Entries from a dataset
((
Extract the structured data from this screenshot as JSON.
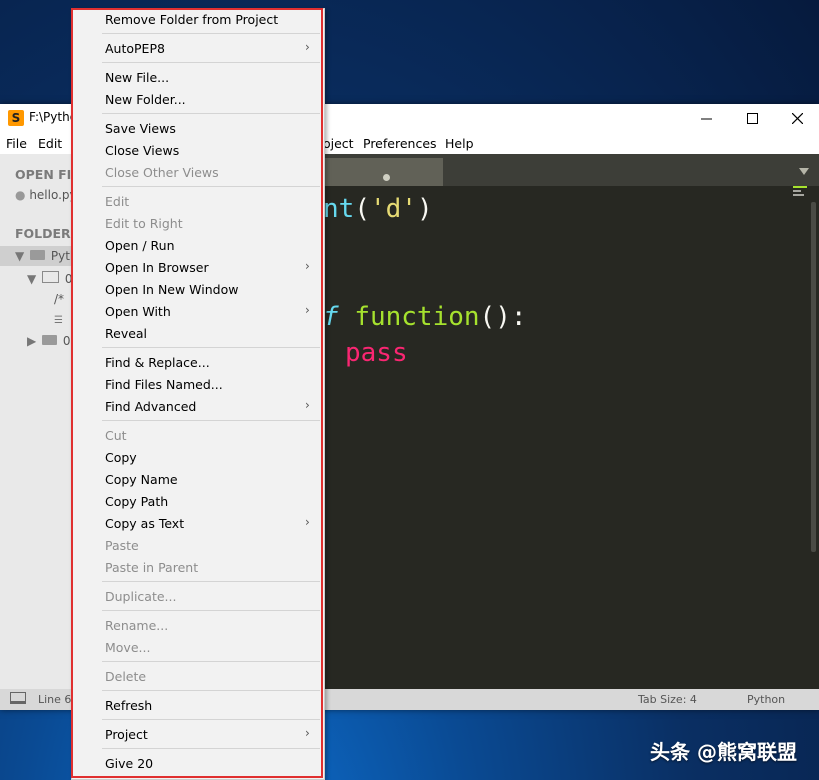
{
  "window": {
    "title": "F:\\Pytho",
    "icon_letter": "S"
  },
  "menubar": {
    "file": "File",
    "edit": "Edit",
    "project": "oject",
    "preferences": "Preferences",
    "help": "Help"
  },
  "sidebar": {
    "open_files_header": "OPEN FIL",
    "open_file": "hello.py",
    "folders_header": "FOLDERS",
    "root_folder": "Pyth",
    "sub_folder_1": "0",
    "file_1": "/*",
    "file_2": "",
    "sub_folder_2": "0"
  },
  "editor": {
    "line1_fn": "nt",
    "line1_open": "(",
    "line1_str": "'d'",
    "line1_close": ")",
    "line2_kw": "f",
    "line2_name": "function",
    "line2_rest": "():",
    "line3_kw": "pass"
  },
  "statusbar": {
    "position": "Line 6,",
    "tab_size": "Tab Size: 4",
    "syntax": "Python"
  },
  "context_menu": {
    "remove_folder": "Remove Folder from Project",
    "autopep8": "AutoPEP8",
    "new_file": "New File...",
    "new_folder": "New Folder...",
    "save_views": "Save Views",
    "close_views": "Close Views",
    "close_other_views": "Close Other Views",
    "edit": "Edit",
    "edit_to_right": "Edit to Right",
    "open_run": "Open / Run",
    "open_in_browser": "Open In Browser",
    "open_in_new_window": "Open In New Window",
    "open_with": "Open With",
    "reveal": "Reveal",
    "find_replace": "Find & Replace...",
    "find_files_named": "Find Files Named...",
    "find_advanced": "Find Advanced",
    "cut": "Cut",
    "copy": "Copy",
    "copy_name": "Copy Name",
    "copy_path": "Copy Path",
    "copy_as_text": "Copy as Text",
    "paste": "Paste",
    "paste_in_parent": "Paste in Parent",
    "duplicate": "Duplicate...",
    "rename": "Rename...",
    "move": "Move...",
    "delete": "Delete",
    "refresh": "Refresh",
    "project": "Project",
    "give": "Give 20",
    "submenu_chevron": "›"
  },
  "watermark": "头条 @熊窝联盟",
  "colors": {
    "accent_highlight": "#e03030",
    "editor_bg": "#272822",
    "function_color": "#66d9ef",
    "string_color": "#e6db74",
    "keyword_color": "#f92672",
    "name_color": "#a6e22e"
  }
}
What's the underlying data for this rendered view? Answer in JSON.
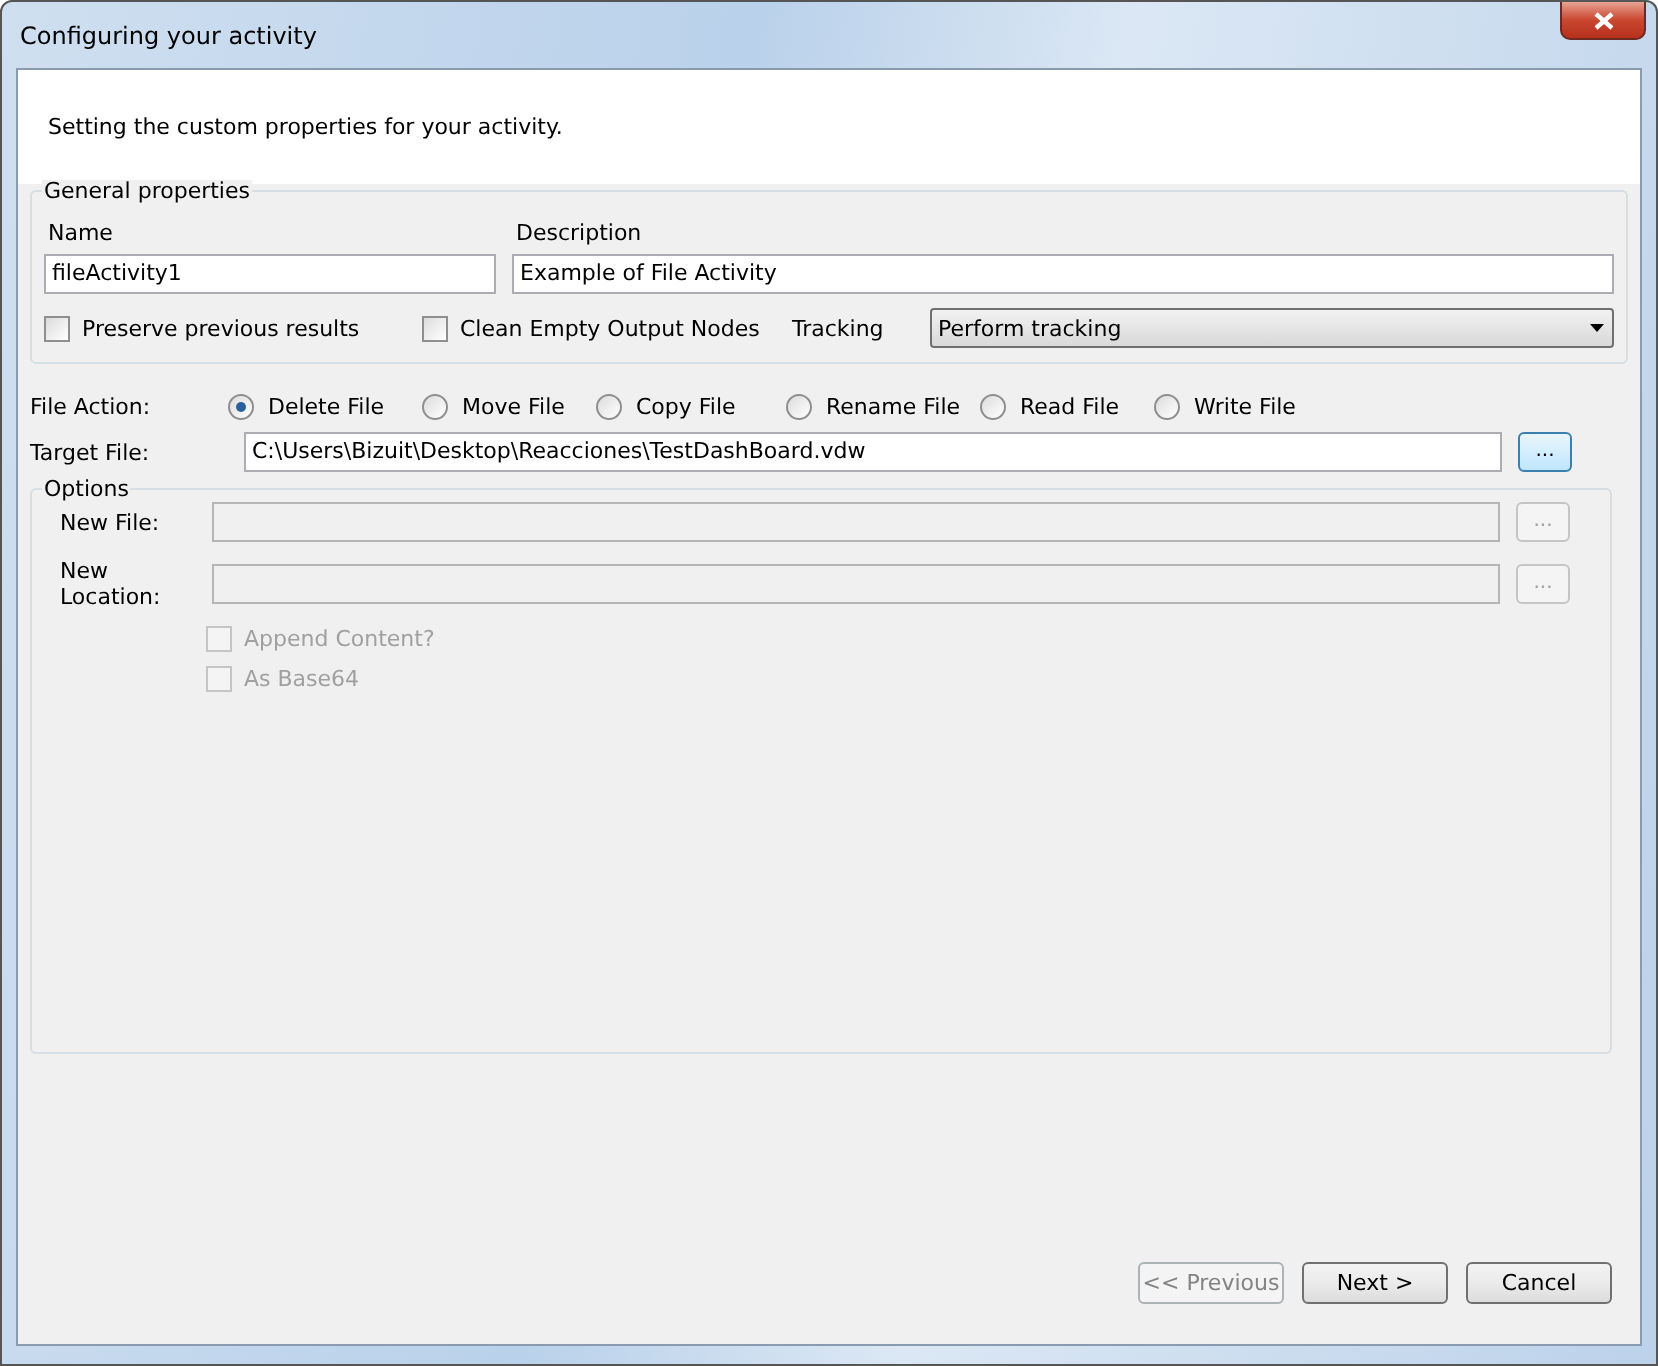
{
  "window": {
    "title": "Configuring your activity"
  },
  "header": {
    "text": "Setting the custom properties for your activity."
  },
  "general": {
    "legend": "General properties",
    "fields": [
      {
        "label": "Name",
        "value": "fileActivity1"
      },
      {
        "label": "Description",
        "value": "Example of File Activity"
      }
    ],
    "checkboxes": [
      {
        "label": "Preserve previous results",
        "checked": false
      },
      {
        "label": "Clean Empty Output Nodes",
        "checked": false
      }
    ],
    "tracking": {
      "label": "Tracking",
      "value": "Perform tracking"
    }
  },
  "file_action": {
    "label": "File Action:",
    "options": [
      {
        "label": "Delete File",
        "selected": true
      },
      {
        "label": "Move File",
        "selected": false
      },
      {
        "label": "Copy File",
        "selected": false
      },
      {
        "label": "Rename File",
        "selected": false
      },
      {
        "label": "Read File",
        "selected": false
      },
      {
        "label": "Write File",
        "selected": false
      }
    ]
  },
  "target_file": {
    "label": "Target File:",
    "value": "C:\\Users\\Bizuit\\Desktop\\Reacciones\\TestDashBoard.vdw",
    "button": "...",
    "disabled": false
  },
  "options": {
    "legend": "Options",
    "fields": [
      {
        "label": "New File:",
        "button": "...",
        "disabled": true
      },
      {
        "label": "New Location:",
        "button": "...",
        "disabled": true
      }
    ],
    "checkboxes": [
      {
        "label": "Append Content?",
        "checked": false,
        "disabled": true
      },
      {
        "label": "As Base64",
        "checked": false,
        "disabled": true
      }
    ]
  },
  "buttons": [
    {
      "label": "<< Previous",
      "disabled": true
    },
    {
      "label": "Next >",
      "disabled": false
    },
    {
      "label": "Cancel",
      "disabled": false
    }
  ]
}
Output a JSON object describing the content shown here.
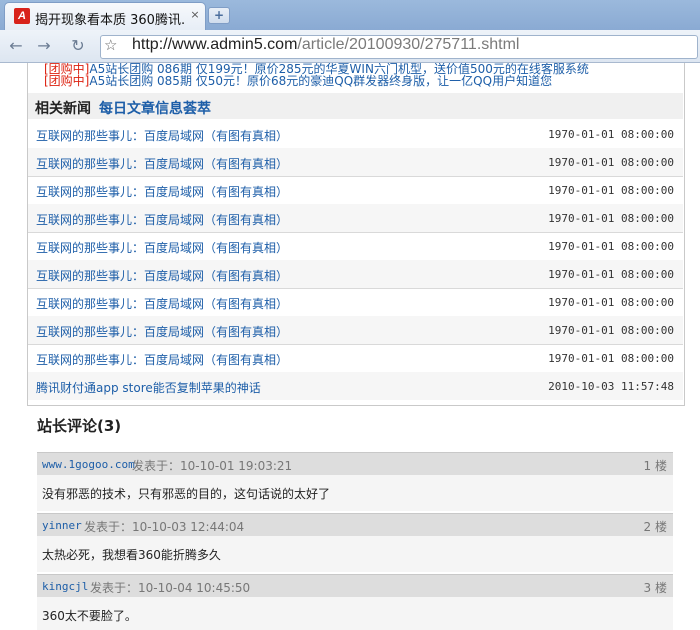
{
  "browser": {
    "tab_title": "揭开现象看本质 360腾讯...",
    "favicon_letter": "A",
    "tab_close": "×",
    "new_tab": "+",
    "url_host": "http://www.admin5.com",
    "url_path": "/article/20100930/275711.shtml",
    "back": "←",
    "forward": "→",
    "reload": "↻",
    "bookmark": "☆"
  },
  "ads": [
    {
      "tag": "[团购中]",
      "text": "A5站长团购 086期 仅199元！原价285元的华夏WIN六门机型，送价值500元的在线客服系统"
    },
    {
      "tag": "[团购中]",
      "text": "A5站长团购 085期 仅50元！原价68元的豪迪QQ群发器终身版，让一亿QQ用户知道您"
    }
  ],
  "related": {
    "label": "相关新闻",
    "sublabel": "每日文章信息荟萃",
    "items": [
      {
        "title": "互联网的那些事儿：百度局域网（有图有真相）",
        "date": "1970-01-01 08:00:00"
      },
      {
        "title": "互联网的那些事儿：百度局域网（有图有真相）",
        "date": "1970-01-01 08:00:00"
      },
      {
        "title": "互联网的那些事儿：百度局域网（有图有真相）",
        "date": "1970-01-01 08:00:00"
      },
      {
        "title": "互联网的那些事儿：百度局域网（有图有真相）",
        "date": "1970-01-01 08:00:00"
      },
      {
        "title": "互联网的那些事儿：百度局域网（有图有真相）",
        "date": "1970-01-01 08:00:00"
      },
      {
        "title": "互联网的那些事儿：百度局域网（有图有真相）",
        "date": "1970-01-01 08:00:00"
      },
      {
        "title": "互联网的那些事儿：百度局域网（有图有真相）",
        "date": "1970-01-01 08:00:00"
      },
      {
        "title": "互联网的那些事儿：百度局域网（有图有真相）",
        "date": "1970-01-01 08:00:00"
      },
      {
        "title": "互联网的那些事儿：百度局域网（有图有真相）",
        "date": "1970-01-01 08:00:00"
      },
      {
        "title": "腾讯财付通app store能否复制苹果的神话",
        "date": "2010-10-03 11:57:48"
      }
    ]
  },
  "comments": {
    "title": "站长评论(3)",
    "items": [
      {
        "user": "www.1gogoo.com",
        "time": "发表于：10-10-01 19:03:21",
        "floor": "1 楼",
        "text": "没有邪恶的技术，只有邪恶的目的，这句话说的太好了"
      },
      {
        "user": "yinner",
        "time": "发表于：10-10-03 12:44:04",
        "floor": "2 楼",
        "text": "太热必死，我想看360能折腾多久"
      },
      {
        "user": "kingcjl",
        "time": "发表于：10-10-04 10:45:50",
        "floor": "3 楼",
        "text": "360太不要脸了。"
      }
    ]
  }
}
))
WHAT IS EXPECTED
Quote the material exactly. Pictures stay out.

SOLUTION FOR THIS PROBLEM
Extract the structured data from this screenshot as JSON.
{
  "window": {
    "title": "F:\\Pytho",
    "icon_letter": "S"
  },
  "menubar": {
    "file": "File",
    "edit": "Edit",
    "project": "oject",
    "preferences": "Preferences",
    "help": "Help"
  },
  "sidebar": {
    "open_files_header": "OPEN FIL",
    "open_file": "hello.py",
    "folders_header": "FOLDERS",
    "root_folder": "Pyth",
    "sub_folder_1": "0",
    "file_1": "/*",
    "file_2": "",
    "sub_folder_2": "0"
  },
  "editor": {
    "line1_fn": "nt",
    "line1_open": "(",
    "line1_str": "'d'",
    "line1_close": ")",
    "line2_kw": "f",
    "line2_name": "function",
    "line2_rest": "():",
    "line3_kw": "pass"
  },
  "statusbar": {
    "position": "Line 6,",
    "tab_size": "Tab Size: 4",
    "syntax": "Python"
  },
  "context_menu": {
    "remove_folder": "Remove Folder from Project",
    "autopep8": "AutoPEP8",
    "new_file": "New File...",
    "new_folder": "New Folder...",
    "save_views": "Save Views",
    "close_views": "Close Views",
    "close_other_views": "Close Other Views",
    "edit": "Edit",
    "edit_to_right": "Edit to Right",
    "open_run": "Open / Run",
    "open_in_browser": "Open In Browser",
    "open_in_new_window": "Open In New Window",
    "open_with": "Open With",
    "reveal": "Reveal",
    "find_replace": "Find & Replace...",
    "find_files_named": "Find Files Named...",
    "find_advanced": "Find Advanced",
    "cut": "Cut",
    "copy": "Copy",
    "copy_name": "Copy Name",
    "copy_path": "Copy Path",
    "copy_as_text": "Copy as Text",
    "paste": "Paste",
    "paste_in_parent": "Paste in Parent",
    "duplicate": "Duplicate...",
    "rename": "Rename...",
    "move": "Move...",
    "delete": "Delete",
    "refresh": "Refresh",
    "project": "Project",
    "give": "Give 20",
    "submenu_chevron": "›"
  },
  "watermark": "头条 @熊窝联盟",
  "colors": {
    "accent_highlight": "#e03030",
    "editor_bg": "#272822",
    "function_color": "#66d9ef",
    "string_color": "#e6db74",
    "keyword_color": "#f92672",
    "name_color": "#a6e22e"
  }
}
What's the underlying data for this rendered view? Answer in JSON.
{
  "window": {
    "title": "Configuring your activity"
  },
  "header": {
    "text": "Setting the custom properties for your activity."
  },
  "general": {
    "legend": "General properties",
    "fields": [
      {
        "label": "Name",
        "value": "fileActivity1"
      },
      {
        "label": "Description",
        "value": "Example of File Activity"
      }
    ],
    "checkboxes": [
      {
        "label": "Preserve previous results",
        "checked": false
      },
      {
        "label": "Clean Empty Output Nodes",
        "checked": false
      }
    ],
    "tracking": {
      "label": "Tracking",
      "value": "Perform tracking"
    }
  },
  "file_action": {
    "label": "File Action:",
    "options": [
      {
        "label": "Delete File",
        "selected": true
      },
      {
        "label": "Move File",
        "selected": false
      },
      {
        "label": "Copy File",
        "selected": false
      },
      {
        "label": "Rename File",
        "selected": false
      },
      {
        "label": "Read File",
        "selected": false
      },
      {
        "label": "Write File",
        "selected": false
      }
    ]
  },
  "target_file": {
    "label": "Target File:",
    "value": "C:\\Users\\Bizuit\\Desktop\\Reacciones\\TestDashBoard.vdw",
    "button": "...",
    "disabled": false
  },
  "options": {
    "legend": "Options",
    "fields": [
      {
        "label": "New File:",
        "button": "...",
        "disabled": true
      },
      {
        "label": "New Location:",
        "button": "...",
        "disabled": true
      }
    ],
    "checkboxes": [
      {
        "label": "Append Content?",
        "checked": false,
        "disabled": true
      },
      {
        "label": "As Base64",
        "checked": false,
        "disabled": true
      }
    ]
  },
  "buttons": [
    {
      "label": "<< Previous",
      "disabled": true
    },
    {
      "label": "Next >",
      "disabled": false
    },
    {
      "label": "Cancel",
      "disabled": false
    }
  ]
}
Output a JSON object describing the content shown here.
{
  "browser": {
    "tab_title": "揭开现象看本质 360腾讯...",
    "favicon_letter": "A",
    "tab_close": "×",
    "new_tab": "+",
    "url_host": "http://www.admin5.com",
    "url_path": "/article/20100930/275711.shtml",
    "back": "←",
    "forward": "→",
    "reload": "↻",
    "bookmark": "☆"
  },
  "ads": [
    {
      "tag": "[团购中]",
      "text": "A5站长团购 086期 仅199元！原价285元的华夏WIN六门机型，送价值500元的在线客服系统"
    },
    {
      "tag": "[团购中]",
      "text": "A5站长团购 085期 仅50元！原价68元的豪迪QQ群发器终身版，让一亿QQ用户知道您"
    }
  ],
  "related": {
    "label": "相关新闻",
    "sublabel": "每日文章信息荟萃",
    "items": [
      {
        "title": "互联网的那些事儿：百度局域网（有图有真相）",
        "date": "1970-01-01 08:00:00"
      },
      {
        "title": "互联网的那些事儿：百度局域网（有图有真相）",
        "date": "1970-01-01 08:00:00"
      },
      {
        "title": "互联网的那些事儿：百度局域网（有图有真相）",
        "date": "1970-01-01 08:00:00"
      },
      {
        "title": "互联网的那些事儿：百度局域网（有图有真相）",
        "date": "1970-01-01 08:00:00"
      },
      {
        "title": "互联网的那些事儿：百度局域网（有图有真相）",
        "date": "1970-01-01 08:00:00"
      },
      {
        "title": "互联网的那些事儿：百度局域网（有图有真相）",
        "date": "1970-01-01 08:00:00"
      },
      {
        "title": "互联网的那些事儿：百度局域网（有图有真相）",
        "date": "1970-01-01 08:00:00"
      },
      {
        "title": "互联网的那些事儿：百度局域网（有图有真相）",
        "date": "1970-01-01 08:00:00"
      },
      {
        "title": "互联网的那些事儿：百度局域网（有图有真相）",
        "date": "1970-01-01 08:00:00"
      },
      {
        "title": "腾讯财付通app store能否复制苹果的神话",
        "date": "2010-10-03 11:57:48"
      }
    ]
  },
  "comments": {
    "title": "站长评论(3)",
    "items": [
      {
        "user": "www.1gogoo.com",
        "time": "发表于：10-10-01 19:03:21",
        "floor": "1 楼",
        "text": "没有邪恶的技术，只有邪恶的目的，这句话说的太好了"
      },
      {
        "user": "yinner",
        "time": "发表于：10-10-03 12:44:04",
        "floor": "2 楼",
        "text": "太热必死，我想看360能折腾多久"
      },
      {
        "user": "kingcjl",
        "time": "发表于：10-10-04 10:45:50",
        "floor": "3 楼",
        "text": "360太不要脸了。"
      }
    ]
  }
}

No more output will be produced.